▶ _Objective_
Omit all pictures, then retype exactly the lines from the one that contains "Type out the text in this image." through the end of the listing.

━━━━━━━━

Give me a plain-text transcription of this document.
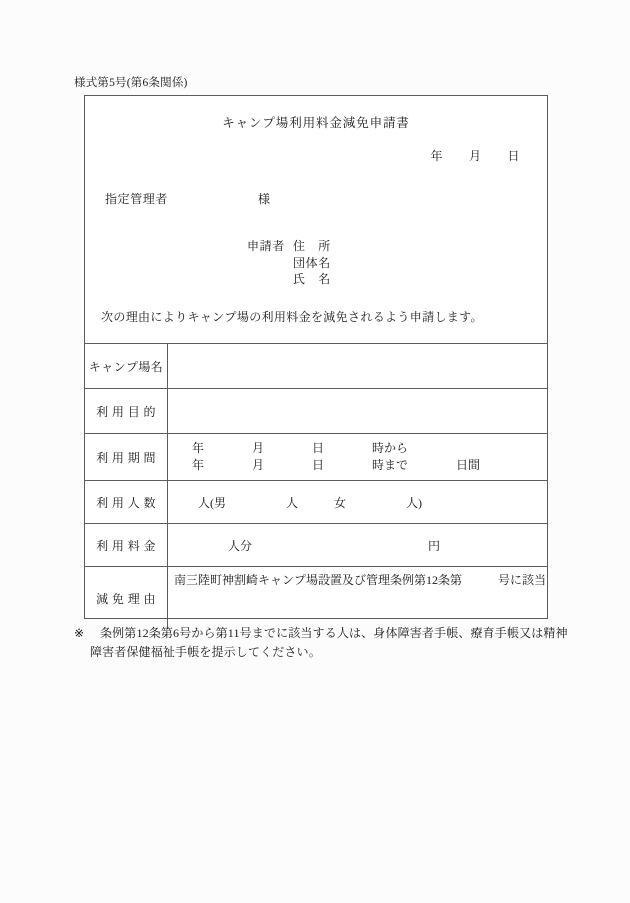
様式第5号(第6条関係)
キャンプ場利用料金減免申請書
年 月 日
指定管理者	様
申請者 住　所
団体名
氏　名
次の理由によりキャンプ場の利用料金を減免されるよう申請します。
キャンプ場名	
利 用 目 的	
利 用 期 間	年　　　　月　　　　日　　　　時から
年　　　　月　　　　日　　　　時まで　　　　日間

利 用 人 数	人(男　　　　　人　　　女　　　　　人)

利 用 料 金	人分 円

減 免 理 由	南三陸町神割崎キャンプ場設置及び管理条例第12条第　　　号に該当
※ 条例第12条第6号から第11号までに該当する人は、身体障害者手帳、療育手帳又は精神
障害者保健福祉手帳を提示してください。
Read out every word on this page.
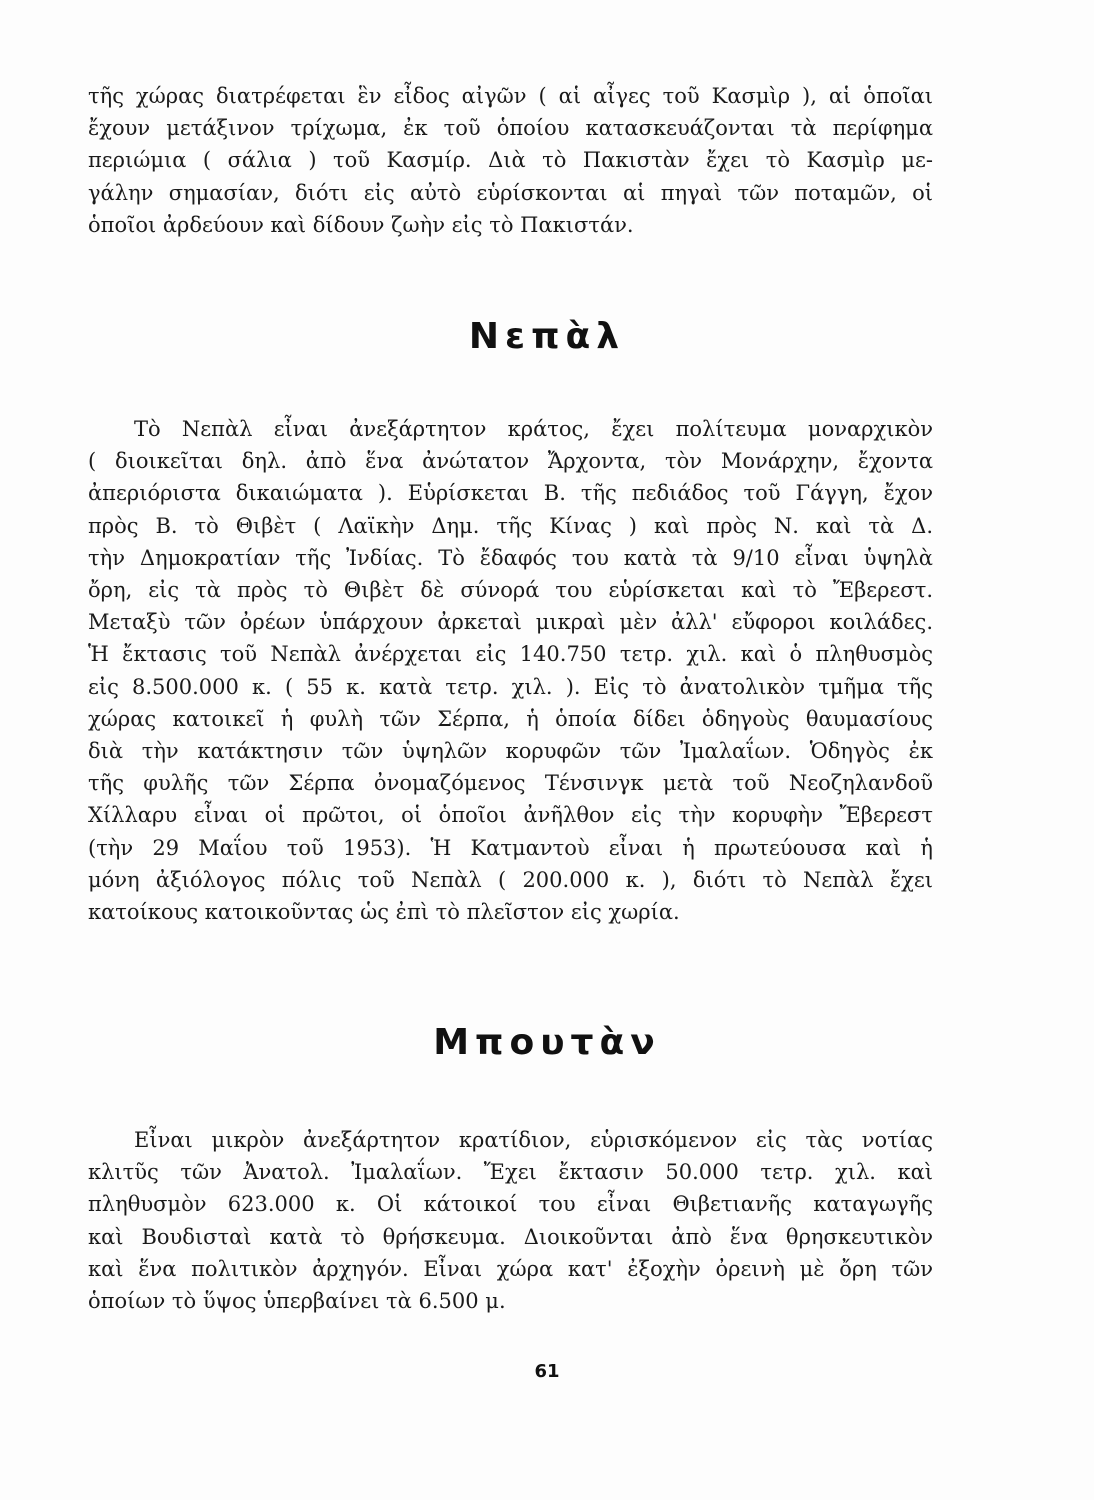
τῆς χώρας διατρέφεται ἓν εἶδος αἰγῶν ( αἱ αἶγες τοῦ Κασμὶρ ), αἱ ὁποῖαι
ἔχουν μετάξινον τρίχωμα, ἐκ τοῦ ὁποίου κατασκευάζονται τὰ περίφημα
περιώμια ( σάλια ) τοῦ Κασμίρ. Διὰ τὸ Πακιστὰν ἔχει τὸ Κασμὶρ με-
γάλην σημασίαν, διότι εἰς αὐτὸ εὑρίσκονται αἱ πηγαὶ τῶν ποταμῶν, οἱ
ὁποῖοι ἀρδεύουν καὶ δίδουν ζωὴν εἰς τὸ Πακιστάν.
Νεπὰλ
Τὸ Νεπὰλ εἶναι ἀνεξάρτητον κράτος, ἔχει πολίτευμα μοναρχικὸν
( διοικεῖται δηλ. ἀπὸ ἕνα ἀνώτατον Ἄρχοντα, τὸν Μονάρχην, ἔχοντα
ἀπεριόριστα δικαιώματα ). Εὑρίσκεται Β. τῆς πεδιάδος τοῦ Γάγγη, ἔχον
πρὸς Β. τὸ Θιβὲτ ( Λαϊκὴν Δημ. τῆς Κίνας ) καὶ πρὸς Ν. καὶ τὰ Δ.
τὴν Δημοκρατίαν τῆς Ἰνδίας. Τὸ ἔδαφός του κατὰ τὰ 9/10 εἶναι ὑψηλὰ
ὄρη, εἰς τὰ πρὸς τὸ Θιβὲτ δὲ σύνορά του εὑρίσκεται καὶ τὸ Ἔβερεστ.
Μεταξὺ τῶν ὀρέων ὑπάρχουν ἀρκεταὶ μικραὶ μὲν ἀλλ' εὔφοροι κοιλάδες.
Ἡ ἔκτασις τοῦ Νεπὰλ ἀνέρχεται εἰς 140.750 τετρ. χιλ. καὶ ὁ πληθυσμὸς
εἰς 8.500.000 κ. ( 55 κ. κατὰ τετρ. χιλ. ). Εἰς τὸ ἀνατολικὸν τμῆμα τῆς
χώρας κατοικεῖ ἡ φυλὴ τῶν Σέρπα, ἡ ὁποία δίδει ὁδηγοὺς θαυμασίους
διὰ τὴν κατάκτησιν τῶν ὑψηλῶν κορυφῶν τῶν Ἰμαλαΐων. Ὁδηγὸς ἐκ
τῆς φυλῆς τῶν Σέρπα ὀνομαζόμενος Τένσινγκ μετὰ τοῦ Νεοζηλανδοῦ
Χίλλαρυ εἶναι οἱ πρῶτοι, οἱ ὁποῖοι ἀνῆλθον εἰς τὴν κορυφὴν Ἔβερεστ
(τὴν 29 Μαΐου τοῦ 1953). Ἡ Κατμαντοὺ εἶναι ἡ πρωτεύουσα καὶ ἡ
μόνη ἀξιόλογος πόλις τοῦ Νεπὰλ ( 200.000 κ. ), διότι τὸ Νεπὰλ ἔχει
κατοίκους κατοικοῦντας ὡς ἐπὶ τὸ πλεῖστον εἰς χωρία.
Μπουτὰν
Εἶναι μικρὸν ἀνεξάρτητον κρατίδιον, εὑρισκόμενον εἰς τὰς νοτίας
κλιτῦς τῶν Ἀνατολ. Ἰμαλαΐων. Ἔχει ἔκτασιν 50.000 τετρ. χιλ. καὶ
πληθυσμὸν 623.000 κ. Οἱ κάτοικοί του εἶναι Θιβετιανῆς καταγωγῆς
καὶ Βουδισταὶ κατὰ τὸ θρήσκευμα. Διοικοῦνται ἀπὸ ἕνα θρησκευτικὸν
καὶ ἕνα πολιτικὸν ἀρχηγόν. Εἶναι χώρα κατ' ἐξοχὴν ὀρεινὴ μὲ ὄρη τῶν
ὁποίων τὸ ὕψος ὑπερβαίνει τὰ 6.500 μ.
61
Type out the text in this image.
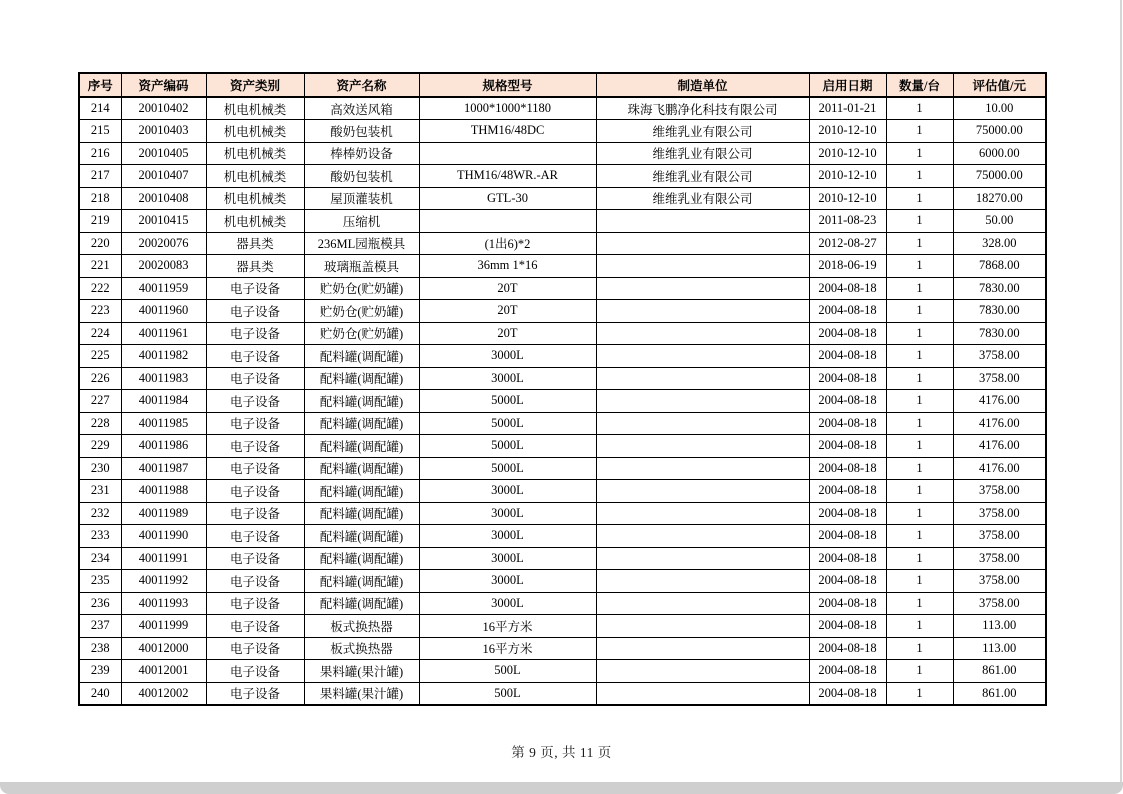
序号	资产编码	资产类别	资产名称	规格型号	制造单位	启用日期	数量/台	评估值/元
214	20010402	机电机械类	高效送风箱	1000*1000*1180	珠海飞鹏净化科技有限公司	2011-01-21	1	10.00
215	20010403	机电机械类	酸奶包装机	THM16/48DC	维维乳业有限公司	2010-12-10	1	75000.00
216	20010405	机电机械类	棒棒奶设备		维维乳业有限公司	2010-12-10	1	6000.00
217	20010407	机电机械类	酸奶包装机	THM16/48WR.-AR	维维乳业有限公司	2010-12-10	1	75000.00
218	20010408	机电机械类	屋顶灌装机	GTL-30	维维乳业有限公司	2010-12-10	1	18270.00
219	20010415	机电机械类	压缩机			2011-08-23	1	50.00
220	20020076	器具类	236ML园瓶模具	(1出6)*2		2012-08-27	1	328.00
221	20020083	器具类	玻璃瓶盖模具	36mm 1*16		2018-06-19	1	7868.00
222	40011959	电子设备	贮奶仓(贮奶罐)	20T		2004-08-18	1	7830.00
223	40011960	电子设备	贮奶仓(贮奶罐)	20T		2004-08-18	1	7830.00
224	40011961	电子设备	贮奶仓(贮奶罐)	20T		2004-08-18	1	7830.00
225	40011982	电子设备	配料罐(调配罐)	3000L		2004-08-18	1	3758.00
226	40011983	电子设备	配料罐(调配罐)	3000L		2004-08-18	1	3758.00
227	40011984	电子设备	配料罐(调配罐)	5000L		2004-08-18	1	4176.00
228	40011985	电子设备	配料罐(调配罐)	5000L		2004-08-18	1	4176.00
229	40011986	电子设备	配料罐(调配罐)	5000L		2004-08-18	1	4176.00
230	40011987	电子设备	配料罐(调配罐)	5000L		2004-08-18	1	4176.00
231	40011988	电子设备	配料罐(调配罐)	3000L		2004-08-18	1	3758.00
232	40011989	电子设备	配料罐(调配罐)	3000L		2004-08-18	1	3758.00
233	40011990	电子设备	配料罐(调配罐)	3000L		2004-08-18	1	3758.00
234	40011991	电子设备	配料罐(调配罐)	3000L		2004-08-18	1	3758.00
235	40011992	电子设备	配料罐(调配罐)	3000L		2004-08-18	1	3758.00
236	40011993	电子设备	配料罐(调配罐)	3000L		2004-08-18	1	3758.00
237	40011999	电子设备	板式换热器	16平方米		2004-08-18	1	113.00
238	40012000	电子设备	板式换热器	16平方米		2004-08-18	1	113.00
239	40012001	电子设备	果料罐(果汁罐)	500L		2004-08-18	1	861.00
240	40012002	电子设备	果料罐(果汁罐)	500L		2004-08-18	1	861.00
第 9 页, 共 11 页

━━━━━━━━

▶ _Exercise result_
Type out the text in this image.
序号	资产编码	资产类别	资产名称	规格型号	制造单位	启用日期	数量/台	评估值/元
214	20010402	机电机械类	高效送风箱	1000*1000*1180	珠海飞鹏净化科技有限公司	2011-01-21	1	10.00
215	20010403	机电机械类	酸奶包装机	THM16/48DC	维维乳业有限公司	2010-12-10	1	75000.00
216	20010405	机电机械类	棒棒奶设备		维维乳业有限公司	2010-12-10	1	6000.00
217	20010407	机电机械类	酸奶包装机	THM16/48WR.-AR	维维乳业有限公司	2010-12-10	1	75000.00
218	20010408	机电机械类	屋顶灌装机	GTL-30	维维乳业有限公司	2010-12-10	1	18270.00
219	20010415	机电机械类	压缩机			2011-08-23	1	50.00
220	20020076	器具类	236ML园瓶模具	(1出6)*2		2012-08-27	1	328.00
221	20020083	器具类	玻璃瓶盖模具	36mm 1*16		2018-06-19	1	7868.00
222	40011959	电子设备	贮奶仓(贮奶罐)	20T		2004-08-18	1	7830.00
223	40011960	电子设备	贮奶仓(贮奶罐)	20T		2004-08-18	1	7830.00
224	40011961	电子设备	贮奶仓(贮奶罐)	20T		2004-08-18	1	7830.00
225	40011982	电子设备	配料罐(调配罐)	3000L		2004-08-18	1	3758.00
226	40011983	电子设备	配料罐(调配罐)	3000L		2004-08-18	1	3758.00
227	40011984	电子设备	配料罐(调配罐)	5000L		2004-08-18	1	4176.00
228	40011985	电子设备	配料罐(调配罐)	5000L		2004-08-18	1	4176.00
229	40011986	电子设备	配料罐(调配罐)	5000L		2004-08-18	1	4176.00
230	40011987	电子设备	配料罐(调配罐)	5000L		2004-08-18	1	4176.00
231	40011988	电子设备	配料罐(调配罐)	3000L		2004-08-18	1	3758.00
232	40011989	电子设备	配料罐(调配罐)	3000L		2004-08-18	1	3758.00
233	40011990	电子设备	配料罐(调配罐)	3000L		2004-08-18	1	3758.00
234	40011991	电子设备	配料罐(调配罐)	3000L		2004-08-18	1	3758.00
235	40011992	电子设备	配料罐(调配罐)	3000L		2004-08-18	1	3758.00
236	40011993	电子设备	配料罐(调配罐)	3000L		2004-08-18	1	3758.00
237	40011999	电子设备	板式换热器	16平方米		2004-08-18	1	113.00
238	40012000	电子设备	板式换热器	16平方米		2004-08-18	1	113.00
239	40012001	电子设备	果料罐(果汁罐)	500L		2004-08-18	1	861.00
240	40012002	电子设备	果料罐(果汁罐)	500L		2004-08-18	1	861.00
第 9 页, 共 11 页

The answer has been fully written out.